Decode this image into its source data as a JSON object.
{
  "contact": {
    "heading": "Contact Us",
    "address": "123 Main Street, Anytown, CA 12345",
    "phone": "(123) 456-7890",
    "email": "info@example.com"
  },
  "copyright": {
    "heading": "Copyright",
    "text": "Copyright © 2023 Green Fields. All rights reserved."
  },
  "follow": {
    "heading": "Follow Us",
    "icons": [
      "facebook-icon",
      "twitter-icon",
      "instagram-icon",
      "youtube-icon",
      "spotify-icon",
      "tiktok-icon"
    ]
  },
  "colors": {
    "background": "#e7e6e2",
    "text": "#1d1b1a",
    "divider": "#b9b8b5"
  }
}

EXERCISE TASK: Output the listing above word for word.

RESULT OF THIS TASK:
Decode this image into its source data as a JSON object.
{
  "contact": {
    "heading": "Contact Us",
    "address": "123 Main Street, Anytown, CA 12345",
    "phone": "(123) 456-7890",
    "email": "info@example.com"
  },
  "copyright": {
    "heading": "Copyright",
    "text": "Copyright © 2023 Green Fields. All rights reserved."
  },
  "follow": {
    "heading": "Follow Us",
    "icons": [
      "facebook-icon",
      "twitter-icon",
      "instagram-icon",
      "youtube-icon",
      "spotify-icon",
      "tiktok-icon"
    ]
  },
  "colors": {
    "background": "#e7e6e2",
    "text": "#1d1b1a",
    "divider": "#b9b8b5"
  }
}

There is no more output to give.